____ DATA TO USE

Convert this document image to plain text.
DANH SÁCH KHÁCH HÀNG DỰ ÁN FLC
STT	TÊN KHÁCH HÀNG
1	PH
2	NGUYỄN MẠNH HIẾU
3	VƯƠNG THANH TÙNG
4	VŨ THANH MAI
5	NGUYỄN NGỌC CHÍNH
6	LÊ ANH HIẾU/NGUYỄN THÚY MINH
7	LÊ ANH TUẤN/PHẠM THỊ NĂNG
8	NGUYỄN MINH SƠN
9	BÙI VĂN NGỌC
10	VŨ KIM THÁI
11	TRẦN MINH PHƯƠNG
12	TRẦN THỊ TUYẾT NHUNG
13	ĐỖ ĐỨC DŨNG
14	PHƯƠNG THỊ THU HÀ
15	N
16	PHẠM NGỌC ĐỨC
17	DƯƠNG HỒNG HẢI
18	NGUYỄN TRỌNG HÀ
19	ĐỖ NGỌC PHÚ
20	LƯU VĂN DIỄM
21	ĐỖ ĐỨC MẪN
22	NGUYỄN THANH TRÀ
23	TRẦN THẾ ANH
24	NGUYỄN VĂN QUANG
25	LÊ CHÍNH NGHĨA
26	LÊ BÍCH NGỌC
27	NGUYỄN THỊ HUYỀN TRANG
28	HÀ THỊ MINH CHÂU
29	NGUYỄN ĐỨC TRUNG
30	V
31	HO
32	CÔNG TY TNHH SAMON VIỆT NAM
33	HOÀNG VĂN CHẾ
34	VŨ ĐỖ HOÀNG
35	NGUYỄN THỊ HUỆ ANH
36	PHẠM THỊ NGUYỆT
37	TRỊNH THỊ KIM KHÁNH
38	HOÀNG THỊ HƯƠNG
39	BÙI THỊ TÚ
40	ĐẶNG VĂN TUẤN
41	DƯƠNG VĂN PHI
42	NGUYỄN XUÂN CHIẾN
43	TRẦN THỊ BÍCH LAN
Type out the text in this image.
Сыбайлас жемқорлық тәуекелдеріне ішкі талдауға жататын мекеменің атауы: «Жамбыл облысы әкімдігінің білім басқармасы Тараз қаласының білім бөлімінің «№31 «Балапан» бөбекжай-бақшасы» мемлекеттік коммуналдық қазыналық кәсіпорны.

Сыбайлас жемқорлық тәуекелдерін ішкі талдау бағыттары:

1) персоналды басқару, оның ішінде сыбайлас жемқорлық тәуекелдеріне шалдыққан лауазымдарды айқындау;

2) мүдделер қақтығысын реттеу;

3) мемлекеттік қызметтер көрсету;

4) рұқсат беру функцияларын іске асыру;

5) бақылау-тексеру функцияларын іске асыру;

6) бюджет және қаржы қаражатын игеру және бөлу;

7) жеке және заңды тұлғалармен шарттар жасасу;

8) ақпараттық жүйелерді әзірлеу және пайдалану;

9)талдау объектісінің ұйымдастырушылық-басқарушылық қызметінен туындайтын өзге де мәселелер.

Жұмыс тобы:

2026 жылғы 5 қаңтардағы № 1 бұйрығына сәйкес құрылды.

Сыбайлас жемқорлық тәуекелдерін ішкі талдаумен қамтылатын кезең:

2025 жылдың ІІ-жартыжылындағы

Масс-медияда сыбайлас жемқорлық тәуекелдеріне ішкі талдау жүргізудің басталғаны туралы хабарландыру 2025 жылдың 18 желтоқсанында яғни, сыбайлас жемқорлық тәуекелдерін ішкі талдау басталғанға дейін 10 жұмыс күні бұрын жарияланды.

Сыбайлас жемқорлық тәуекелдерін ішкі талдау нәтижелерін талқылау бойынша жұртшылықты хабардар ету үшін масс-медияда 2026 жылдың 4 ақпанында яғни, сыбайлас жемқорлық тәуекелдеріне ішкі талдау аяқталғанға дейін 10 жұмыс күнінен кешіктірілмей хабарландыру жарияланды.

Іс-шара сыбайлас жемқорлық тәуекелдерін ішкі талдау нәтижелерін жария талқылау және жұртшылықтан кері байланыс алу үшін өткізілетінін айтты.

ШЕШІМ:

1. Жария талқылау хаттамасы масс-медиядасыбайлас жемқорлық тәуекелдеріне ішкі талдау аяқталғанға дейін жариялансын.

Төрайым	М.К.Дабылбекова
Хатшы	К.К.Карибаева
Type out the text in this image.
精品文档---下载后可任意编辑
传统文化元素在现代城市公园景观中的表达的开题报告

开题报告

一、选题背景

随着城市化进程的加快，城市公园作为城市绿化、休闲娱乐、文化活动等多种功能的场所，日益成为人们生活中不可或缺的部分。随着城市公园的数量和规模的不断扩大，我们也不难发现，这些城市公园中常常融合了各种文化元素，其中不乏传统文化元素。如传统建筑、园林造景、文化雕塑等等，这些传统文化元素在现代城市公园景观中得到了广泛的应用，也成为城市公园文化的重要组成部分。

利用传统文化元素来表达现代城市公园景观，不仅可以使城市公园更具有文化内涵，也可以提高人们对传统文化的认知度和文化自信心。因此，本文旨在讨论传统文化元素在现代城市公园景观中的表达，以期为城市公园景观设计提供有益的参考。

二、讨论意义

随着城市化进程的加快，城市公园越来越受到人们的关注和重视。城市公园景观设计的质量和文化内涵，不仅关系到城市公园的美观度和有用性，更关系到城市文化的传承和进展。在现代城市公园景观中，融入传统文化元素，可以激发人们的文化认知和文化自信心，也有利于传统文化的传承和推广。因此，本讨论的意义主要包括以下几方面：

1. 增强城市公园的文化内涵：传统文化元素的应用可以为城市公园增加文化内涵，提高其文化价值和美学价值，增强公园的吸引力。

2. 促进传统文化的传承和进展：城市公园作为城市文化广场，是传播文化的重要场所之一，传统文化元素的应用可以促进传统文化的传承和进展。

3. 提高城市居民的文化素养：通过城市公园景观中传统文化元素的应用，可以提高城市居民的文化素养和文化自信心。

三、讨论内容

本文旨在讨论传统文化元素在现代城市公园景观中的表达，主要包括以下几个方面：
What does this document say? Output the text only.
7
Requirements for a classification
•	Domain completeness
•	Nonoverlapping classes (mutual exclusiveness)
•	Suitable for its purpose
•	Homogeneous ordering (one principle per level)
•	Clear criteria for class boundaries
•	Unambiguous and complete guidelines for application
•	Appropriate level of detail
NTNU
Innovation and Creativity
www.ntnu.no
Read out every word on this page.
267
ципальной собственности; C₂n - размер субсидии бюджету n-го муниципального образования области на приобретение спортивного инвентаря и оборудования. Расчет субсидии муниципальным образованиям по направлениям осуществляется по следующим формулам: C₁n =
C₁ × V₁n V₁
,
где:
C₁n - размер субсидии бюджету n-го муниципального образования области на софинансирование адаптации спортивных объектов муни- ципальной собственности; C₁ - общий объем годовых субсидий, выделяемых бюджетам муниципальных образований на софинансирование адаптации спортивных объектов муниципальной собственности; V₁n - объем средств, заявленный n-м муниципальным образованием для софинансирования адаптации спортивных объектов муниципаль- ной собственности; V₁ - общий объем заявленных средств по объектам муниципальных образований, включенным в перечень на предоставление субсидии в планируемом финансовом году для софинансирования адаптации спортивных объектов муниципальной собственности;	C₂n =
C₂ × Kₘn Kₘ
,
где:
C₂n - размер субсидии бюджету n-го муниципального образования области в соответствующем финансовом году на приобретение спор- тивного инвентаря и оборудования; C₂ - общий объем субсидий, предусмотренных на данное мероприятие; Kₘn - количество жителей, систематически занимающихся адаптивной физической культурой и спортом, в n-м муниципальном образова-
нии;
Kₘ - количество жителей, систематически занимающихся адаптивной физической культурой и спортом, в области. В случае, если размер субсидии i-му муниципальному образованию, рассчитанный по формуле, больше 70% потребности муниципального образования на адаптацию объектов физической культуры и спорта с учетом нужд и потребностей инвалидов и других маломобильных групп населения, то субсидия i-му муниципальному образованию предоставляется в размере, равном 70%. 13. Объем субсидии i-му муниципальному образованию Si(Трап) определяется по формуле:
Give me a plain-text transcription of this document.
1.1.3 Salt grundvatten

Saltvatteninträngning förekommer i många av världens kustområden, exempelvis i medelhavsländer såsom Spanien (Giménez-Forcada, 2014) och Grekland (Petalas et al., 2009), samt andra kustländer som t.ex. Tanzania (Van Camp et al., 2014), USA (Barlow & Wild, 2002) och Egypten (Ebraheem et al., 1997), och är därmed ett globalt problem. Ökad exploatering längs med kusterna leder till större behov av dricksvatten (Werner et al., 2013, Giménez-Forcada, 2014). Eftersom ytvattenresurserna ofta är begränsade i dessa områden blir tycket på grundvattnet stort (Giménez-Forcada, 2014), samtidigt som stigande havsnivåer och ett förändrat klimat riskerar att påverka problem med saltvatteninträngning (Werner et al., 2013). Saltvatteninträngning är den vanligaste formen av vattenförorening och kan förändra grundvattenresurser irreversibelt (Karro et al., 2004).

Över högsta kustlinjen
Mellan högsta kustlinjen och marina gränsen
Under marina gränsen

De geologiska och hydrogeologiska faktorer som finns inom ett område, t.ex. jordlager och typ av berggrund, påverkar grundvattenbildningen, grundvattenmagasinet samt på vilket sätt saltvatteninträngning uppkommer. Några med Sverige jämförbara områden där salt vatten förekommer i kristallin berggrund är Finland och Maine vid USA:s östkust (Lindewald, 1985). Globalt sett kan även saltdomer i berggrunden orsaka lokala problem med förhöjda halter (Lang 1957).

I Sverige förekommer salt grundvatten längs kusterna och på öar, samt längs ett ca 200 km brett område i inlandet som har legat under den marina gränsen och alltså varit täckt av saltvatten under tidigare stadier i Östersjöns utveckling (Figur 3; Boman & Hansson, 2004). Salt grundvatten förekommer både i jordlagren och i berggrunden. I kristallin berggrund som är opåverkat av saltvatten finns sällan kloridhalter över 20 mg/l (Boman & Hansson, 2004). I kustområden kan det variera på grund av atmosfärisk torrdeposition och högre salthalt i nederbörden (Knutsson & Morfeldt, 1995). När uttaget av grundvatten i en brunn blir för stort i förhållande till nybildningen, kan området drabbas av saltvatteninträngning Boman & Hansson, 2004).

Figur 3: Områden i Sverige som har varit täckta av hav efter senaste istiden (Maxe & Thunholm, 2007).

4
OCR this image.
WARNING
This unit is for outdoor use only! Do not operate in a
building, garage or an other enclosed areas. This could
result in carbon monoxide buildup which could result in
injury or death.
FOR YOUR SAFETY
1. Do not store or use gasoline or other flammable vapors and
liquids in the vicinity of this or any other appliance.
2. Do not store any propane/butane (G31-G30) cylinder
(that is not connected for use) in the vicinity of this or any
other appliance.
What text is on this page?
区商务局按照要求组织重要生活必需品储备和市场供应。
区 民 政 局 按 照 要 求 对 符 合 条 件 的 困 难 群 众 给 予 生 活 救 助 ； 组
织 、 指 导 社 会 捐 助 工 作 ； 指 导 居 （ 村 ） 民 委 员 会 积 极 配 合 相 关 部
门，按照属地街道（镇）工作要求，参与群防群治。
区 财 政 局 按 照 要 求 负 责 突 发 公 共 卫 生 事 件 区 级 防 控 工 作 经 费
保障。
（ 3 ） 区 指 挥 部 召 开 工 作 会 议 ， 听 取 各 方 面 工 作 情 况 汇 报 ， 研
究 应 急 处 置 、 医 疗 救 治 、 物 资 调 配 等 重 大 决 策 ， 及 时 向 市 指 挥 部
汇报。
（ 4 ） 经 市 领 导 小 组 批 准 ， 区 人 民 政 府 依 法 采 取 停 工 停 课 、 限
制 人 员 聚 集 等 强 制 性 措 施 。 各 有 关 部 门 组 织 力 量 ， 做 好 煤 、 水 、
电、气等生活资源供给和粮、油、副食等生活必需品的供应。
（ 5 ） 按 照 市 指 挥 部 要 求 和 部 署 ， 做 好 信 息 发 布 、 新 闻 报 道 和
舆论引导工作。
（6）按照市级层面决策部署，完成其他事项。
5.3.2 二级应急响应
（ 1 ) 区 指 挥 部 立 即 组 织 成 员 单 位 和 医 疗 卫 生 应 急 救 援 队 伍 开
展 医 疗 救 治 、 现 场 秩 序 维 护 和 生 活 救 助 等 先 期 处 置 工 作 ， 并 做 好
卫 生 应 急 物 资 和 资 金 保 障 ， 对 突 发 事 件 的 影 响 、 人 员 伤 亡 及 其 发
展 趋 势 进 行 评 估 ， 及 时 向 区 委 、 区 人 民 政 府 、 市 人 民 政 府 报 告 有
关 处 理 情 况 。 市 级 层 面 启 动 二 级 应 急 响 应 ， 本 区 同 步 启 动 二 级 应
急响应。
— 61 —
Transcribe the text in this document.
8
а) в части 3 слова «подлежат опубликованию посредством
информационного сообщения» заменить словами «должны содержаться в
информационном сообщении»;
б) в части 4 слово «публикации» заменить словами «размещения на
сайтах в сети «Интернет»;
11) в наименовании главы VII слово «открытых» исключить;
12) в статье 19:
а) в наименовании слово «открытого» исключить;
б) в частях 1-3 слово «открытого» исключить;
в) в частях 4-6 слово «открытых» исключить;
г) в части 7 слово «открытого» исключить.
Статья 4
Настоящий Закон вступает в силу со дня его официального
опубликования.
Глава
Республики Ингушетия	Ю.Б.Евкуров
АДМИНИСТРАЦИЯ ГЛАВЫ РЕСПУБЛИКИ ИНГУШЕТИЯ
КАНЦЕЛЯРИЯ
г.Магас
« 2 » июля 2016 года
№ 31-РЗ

________

▸ WHAT YOU NEED TO DO
Look through the entries above and list every line containing "наименовании".

▸ CORRECT ANSWER
11) в наименовании главы VII слово «открытых» исключить;
а) в наименовании слово «открытого» исключить;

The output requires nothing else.